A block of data
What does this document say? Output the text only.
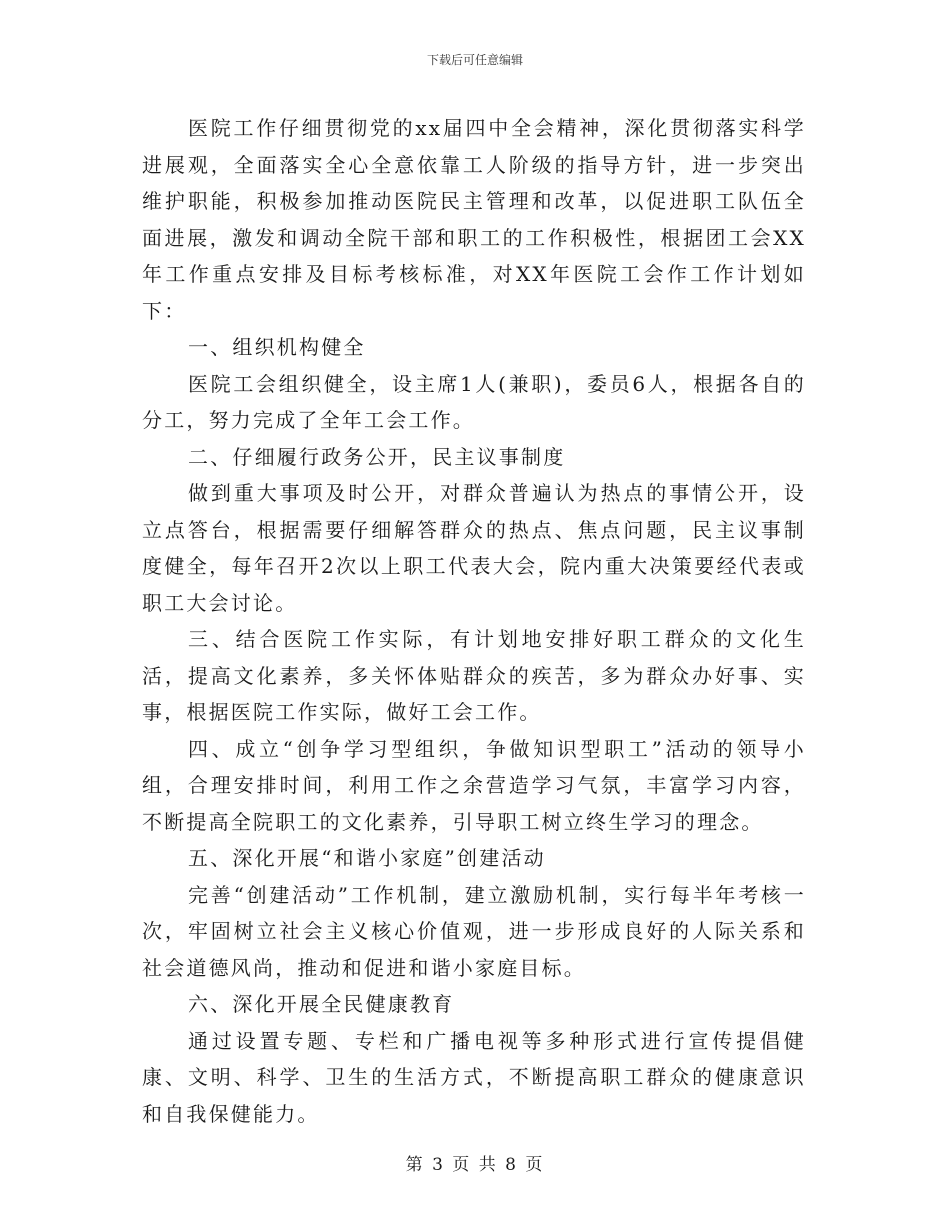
下载后可任意编辑

医院工作仔细贯彻党的xx届四中全会精神，深化贯彻落实科学进展观，全面落实全心全意依靠工人阶级的指导方针，进一步突出维护职能，积极参加推动医院民主管理和改革，以促进职工队伍全面进展，激发和调动全院干部和职工的工作积极性，根据团工会XX年工作重点安排及目标考核标准，对XX年医院工会作工作计划如下：

一、组织机构健全

医院工会组织健全，设主席1人(兼职)，委员6人，根据各自的分工，努力完成了全年工会工作。

二、仔细履行政务公开，民主议事制度

做到重大事项及时公开，对群众普遍认为热点的事情公开，设立点答台，根据需要仔细解答群众的热点、焦点问题，民主议事制度健全，每年召开2次以上职工代表大会，院内重大决策要经代表或职工大会讨论。

三、结合医院工作实际，有计划地安排好职工群众的文化生活，提高文化素养，多关怀体贴群众的疾苦，多为群众办好事、实事，根据医院工作实际，做好工会工作。

四、成立“创争学习型组织，争做知识型职工”活动的领导小组，合理安排时间，利用工作之余营造学习气氛，丰富学习内容，不断提高全院职工的文化素养，引导职工树立终生学习的理念。

五、深化开展“和谐小家庭”创建活动

完善“创建活动”工作机制，建立激励机制，实行每半年考核一次，牢固树立社会主义核心价值观，进一步形成良好的人际关系和社会道德风尚，推动和促进和谐小家庭目标。

六、深化开展全民健康教育

通过设置专题、专栏和广播电视等多种形式进行宣传提倡健康、文明、科学、卫生的生活方式，不断提高职工群众的健康意识和自我保健能力。

第 3 页 共 8 页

* WHAT THE TASK ASKS:
From the listing, extract all text exactly as given and drop any picture.

* ANSWER TO THIS PROBLEM:
What does this document say? Output the text only.
下载后可任意编辑

医院工作仔细贯彻党的xx届四中全会精神，深化贯彻落实科学进展观，全面落实全心全意依靠工人阶级的指导方针，进一步突出维护职能，积极参加推动医院民主管理和改革，以促进职工队伍全面进展，激发和调动全院干部和职工的工作积极性，根据团工会XX年工作重点安排及目标考核标准，对XX年医院工会作工作计划如下：

一、组织机构健全

医院工会组织健全，设主席1人(兼职)，委员6人，根据各自的分工，努力完成了全年工会工作。

二、仔细履行政务公开，民主议事制度

做到重大事项及时公开，对群众普遍认为热点的事情公开，设立点答台，根据需要仔细解答群众的热点、焦点问题，民主议事制度健全，每年召开2次以上职工代表大会，院内重大决策要经代表或职工大会讨论。

三、结合医院工作实际，有计划地安排好职工群众的文化生活，提高文化素养，多关怀体贴群众的疾苦，多为群众办好事、实事，根据医院工作实际，做好工会工作。

四、成立“创争学习型组织，争做知识型职工”活动的领导小组，合理安排时间，利用工作之余营造学习气氛，丰富学习内容，不断提高全院职工的文化素养，引导职工树立终生学习的理念。

五、深化开展“和谐小家庭”创建活动

完善“创建活动”工作机制，建立激励机制，实行每半年考核一次，牢固树立社会主义核心价值观，进一步形成良好的人际关系和社会道德风尚，推动和促进和谐小家庭目标。

六、深化开展全民健康教育

通过设置专题、专栏和广播电视等多种形式进行宣传提倡健康、文明、科学、卫生的生活方式，不断提高职工群众的健康意识和自我保健能力。

第 3 页 共 8 页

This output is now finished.